(Stored data)
+ + +

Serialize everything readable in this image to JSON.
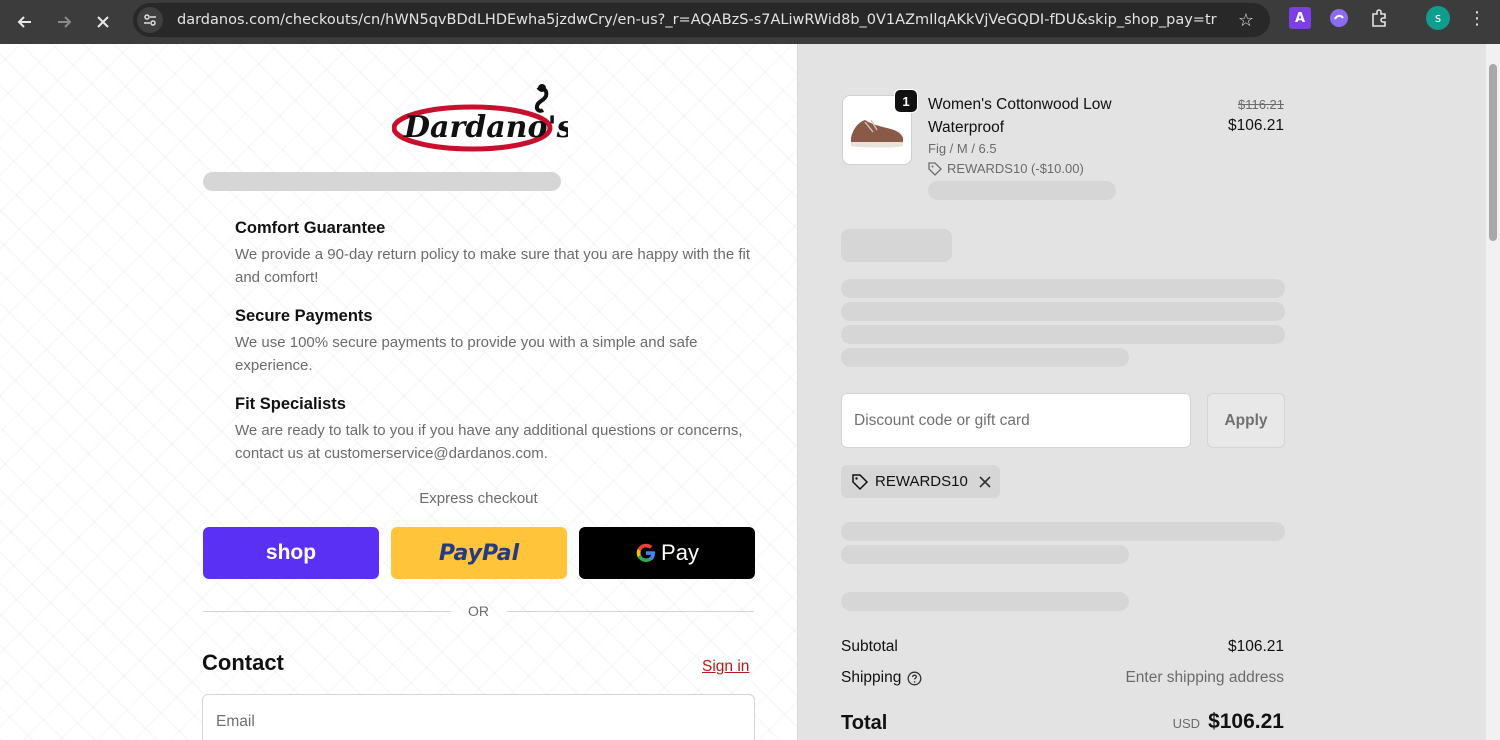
{
  "browser": {
    "url": "dardanos.com/checkouts/cn/hWN5qvBDdLHDEwha5jzdwCry/en-us?_r=AQABzS-s7ALiwRWid8b_0V1AZmIlqAKkVjVeGQDI-fDU&skip_shop_pay=true",
    "profile_initial": "s"
  },
  "brand": {
    "logo_text": "Dardano's"
  },
  "features": [
    {
      "title": "Comfort Guarantee",
      "text": "We provide a 90-day return policy to make sure that you are happy with the fit and comfort!"
    },
    {
      "title": "Secure Payments",
      "text": "We use 100% secure payments to provide you with a simple and safe experience."
    },
    {
      "title": "Fit Specialists",
      "text": "We are ready to talk to you if you have any additional questions or concerns, contact us at customerservice@dardanos.com."
    }
  ],
  "express": {
    "label": "Express checkout",
    "shop_label": "shop",
    "paypal_label": "PayPal",
    "gpay_label": "Pay",
    "or_text": "OR"
  },
  "contact": {
    "title": "Contact",
    "sign_in": "Sign in",
    "email_placeholder": "Email"
  },
  "cart": {
    "quantity": "1",
    "product_name": "Women's Cottonwood Low Waterproof",
    "variant": "Fig / M / 6.5",
    "discount_line": "REWARDS10 (-$10.00)",
    "price_original": "$116.21",
    "price_current": "$106.21"
  },
  "discount": {
    "placeholder": "Discount code or gift card",
    "apply_label": "Apply",
    "applied_code": "REWARDS10"
  },
  "summary": {
    "subtotal_label": "Subtotal",
    "subtotal_value": "$106.21",
    "shipping_label": "Shipping",
    "shipping_value": "Enter shipping address",
    "total_label": "Total",
    "currency": "USD",
    "total_value": "$106.21"
  },
  "colors": {
    "shop_purple": "#5a31f4",
    "paypal_yellow": "#ffc43a",
    "gpay_black": "#000000",
    "brand_red": "#c8102e",
    "link_red": "#b41a1a"
  }
}
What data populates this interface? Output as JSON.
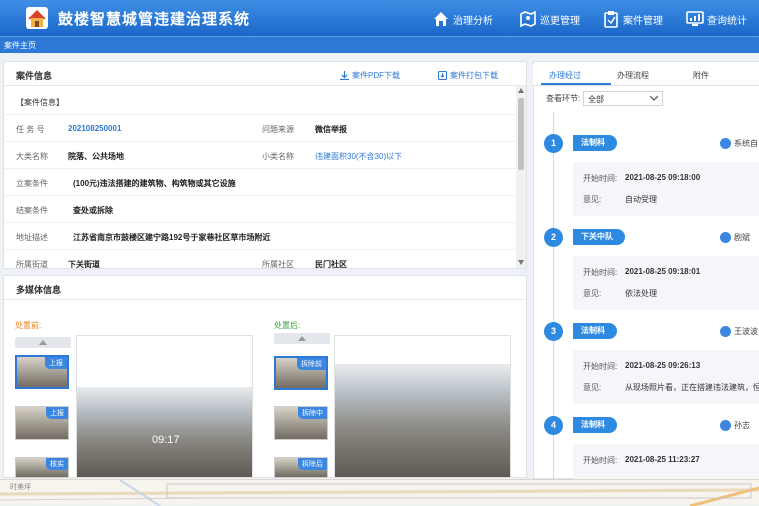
{
  "header": {
    "app_title": "鼓楼智慧城管违建治理系统",
    "nav": [
      {
        "label": "治理分析",
        "icon": "home-icon"
      },
      {
        "label": "巡更管理",
        "icon": "map-icon"
      },
      {
        "label": "案件管理",
        "icon": "clipboard-icon"
      },
      {
        "label": "查询统计",
        "icon": "stats-icon"
      }
    ],
    "subtab": "案件主页"
  },
  "case_info": {
    "title": "案件信息",
    "pdf_download": "案件PDF下载",
    "zip_download": "案件打包下载",
    "section": "【案件信息】",
    "fields": {
      "task_no_label": "任 务 号",
      "task_no": "202108250001",
      "source_label": "问题来源",
      "source": "微信举报",
      "category_label": "大类名称",
      "category": "院落、公共场地",
      "subcategory_label": "小类名称",
      "subcategory": "违建面积30(不含30)以下",
      "filing_label": "立案条件",
      "filing": "(100元)违法搭建的建筑物、构筑物或其它设施",
      "closing_label": "结案条件",
      "closing": "查处或拆除",
      "address_label": "地址描述",
      "address": "江苏省南京市鼓楼区建宁路192号于家巷社区草市场附近",
      "street_label": "所属街道",
      "street": "下关街道",
      "community_label": "所属社区",
      "community": "民门社区"
    }
  },
  "media": {
    "title": "多媒体信息",
    "before_label": "处置前:",
    "after_label": "处置后:",
    "before_tags": [
      "上报",
      "上报",
      "核实"
    ],
    "after_tags": [
      "拆除前",
      "拆除中",
      "拆除后"
    ],
    "timestamp": "09:17",
    "colors": {
      "before": "#e8821e",
      "after": "#3aa63a"
    }
  },
  "process": {
    "tabs": [
      "办理经过",
      "办理流程",
      "附件"
    ],
    "filter_label": "查看环节:",
    "filter_value": "全部",
    "start_label": "开始时间:",
    "opinion_label": "意见:",
    "steps": [
      {
        "num": "1",
        "dept": "法制科",
        "person": "系统自",
        "time": "2021-08-25 09:18:00",
        "opinion": "自动受理"
      },
      {
        "num": "2",
        "dept": "下关中队",
        "person": "剧斌",
        "time": "2021-08-25 09:18:01",
        "opinion": "依法处理"
      },
      {
        "num": "3",
        "dept": "法制科",
        "person": "王波波",
        "time": "2021-08-25 09:26:13",
        "opinion": "从现场照片看，正在搭建违法建筑，恒"
      },
      {
        "num": "4",
        "dept": "法制科",
        "person": "孙志",
        "time": "2021-08-25 11:23:27",
        "opinion": ""
      }
    ]
  },
  "map": {
    "label": "时美坪"
  }
}
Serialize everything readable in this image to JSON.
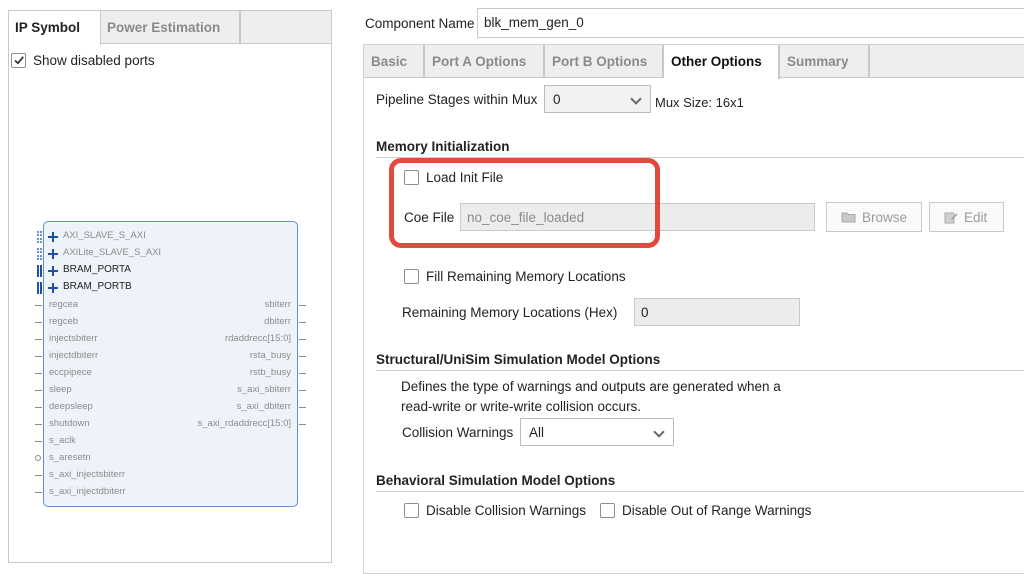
{
  "left_panel": {
    "tabs": [
      "IP Symbol",
      "Power Estimation"
    ],
    "show_disabled_label": "Show disabled ports",
    "show_disabled_checked": true,
    "interfaces": [
      "AXI_SLAVE_S_AXI",
      "AXILite_SLAVE_S_AXI",
      "BRAM_PORTA",
      "BRAM_PORTB"
    ],
    "left_ports": [
      "regcea",
      "regceb",
      "injectsbiterr",
      "injectdbiterr",
      "eccpipece",
      "sleep",
      "deepsleep",
      "shutdown",
      "s_aclk",
      "s_aresetn",
      "s_axi_injectsbiterr",
      "s_axi_injectdbiterr"
    ],
    "right_ports": [
      "sbiterr",
      "dbiterr",
      "rdaddrecc[15:0]",
      "rsta_busy",
      "rstb_busy",
      "s_axi_sbiterr",
      "s_axi_dbiterr",
      "s_axi_rdaddrecc[15:0]"
    ]
  },
  "component": {
    "label": "Component Name",
    "value": "blk_mem_gen_0"
  },
  "tabs": [
    "Basic",
    "Port A Options",
    "Port B Options",
    "Other Options",
    "Summary"
  ],
  "active_tab": "Other Options",
  "pipeline": {
    "label": "Pipeline Stages within Mux",
    "value": "0",
    "mux_size": "Mux Size: 16x1"
  },
  "memory_init": {
    "title": "Memory Initialization",
    "load_init_label": "Load Init File",
    "load_init_checked": false,
    "coe_label": "Coe File",
    "coe_value": "no_coe_file_loaded",
    "browse_label": "Browse",
    "edit_label": "Edit",
    "fill_label": "Fill Remaining Memory Locations",
    "fill_checked": false,
    "remaining_label": "Remaining Memory Locations (Hex)",
    "remaining_value": "0"
  },
  "structural": {
    "title": "Structural/UniSim Simulation Model Options",
    "desc_line1": "Defines the type of warnings and outputs are generated when a",
    "desc_line2": "read-write or write-write collision occurs.",
    "collision_label": "Collision Warnings",
    "collision_value": "All"
  },
  "behavioral": {
    "title": "Behavioral Simulation Model Options",
    "disable_collision_label": "Disable Collision Warnings",
    "disable_collision_checked": false,
    "disable_range_label": "Disable Out of Range Warnings",
    "disable_range_checked": false
  },
  "colors": {
    "highlight": "#e14a3c",
    "accent_blue": "#1f4fa3"
  }
}
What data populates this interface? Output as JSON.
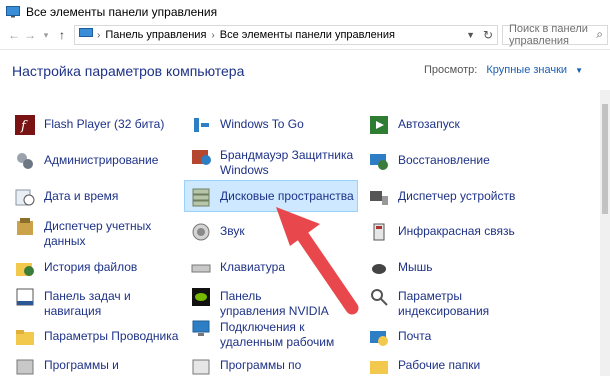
{
  "window": {
    "title": "Все элементы панели управления"
  },
  "address": {
    "crumbs": [
      "Панель управления",
      "Все элементы панели управления"
    ],
    "search_placeholder": "Поиск в панели управления"
  },
  "header": {
    "title": "Настройка параметров компьютера",
    "view_label": "Просмотр:",
    "view_value": "Крупные значки"
  },
  "items": [
    {
      "label": "Flash Player (32 бита)",
      "icon": "flash-icon"
    },
    {
      "label": "Администрирование",
      "icon": "admin-tools-icon"
    },
    {
      "label": "Дата и время",
      "icon": "clock-icon"
    },
    {
      "label": "Диспетчер учетных данных",
      "icon": "credential-manager-icon"
    },
    {
      "label": "История файлов",
      "icon": "file-history-icon"
    },
    {
      "label": "Панель задач и навигация",
      "icon": "taskbar-icon"
    },
    {
      "label": "Параметры Проводника",
      "icon": "folder-options-icon"
    },
    {
      "label": "Программы и",
      "icon": "programs-icon"
    },
    {
      "label": "Windows To Go",
      "icon": "windows-to-go-icon"
    },
    {
      "label": "Брандмауэр Защитника Windows",
      "icon": "firewall-icon"
    },
    {
      "label": "Дисковые пространства",
      "icon": "storage-spaces-icon"
    },
    {
      "label": "Звук",
      "icon": "speaker-icon"
    },
    {
      "label": "Клавиатура",
      "icon": "keyboard-icon"
    },
    {
      "label": "Панель управления NVIDIA",
      "icon": "nvidia-icon"
    },
    {
      "label": "Подключения к удаленным рабочим",
      "icon": "remote-desktop-icon"
    },
    {
      "label": "Программы по",
      "icon": "default-programs-icon"
    },
    {
      "label": "Автозапуск",
      "icon": "autoplay-icon"
    },
    {
      "label": "Восстановление",
      "icon": "recovery-icon"
    },
    {
      "label": "Диспетчер устройств",
      "icon": "device-manager-icon"
    },
    {
      "label": "Инфракрасная связь",
      "icon": "infrared-icon"
    },
    {
      "label": "Мышь",
      "icon": "mouse-icon"
    },
    {
      "label": "Параметры индексирования",
      "icon": "indexing-icon"
    },
    {
      "label": "Почта",
      "icon": "mail-icon"
    },
    {
      "label": "Рабочие папки",
      "icon": "work-folders-icon"
    }
  ],
  "colors": {
    "link": "#1e3287",
    "highlight": "#cde8ff",
    "arrow": "#e8474c"
  }
}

+ + +

REQUIREMENT:
Leave out every line without the string "false" and copy the rest.

OUTPUT FOR THIS EXERCISE:
    "load_init_checked": false,
    "fill_checked": false,
    "disable_collision_checked": false,
    "disable_range_checked": false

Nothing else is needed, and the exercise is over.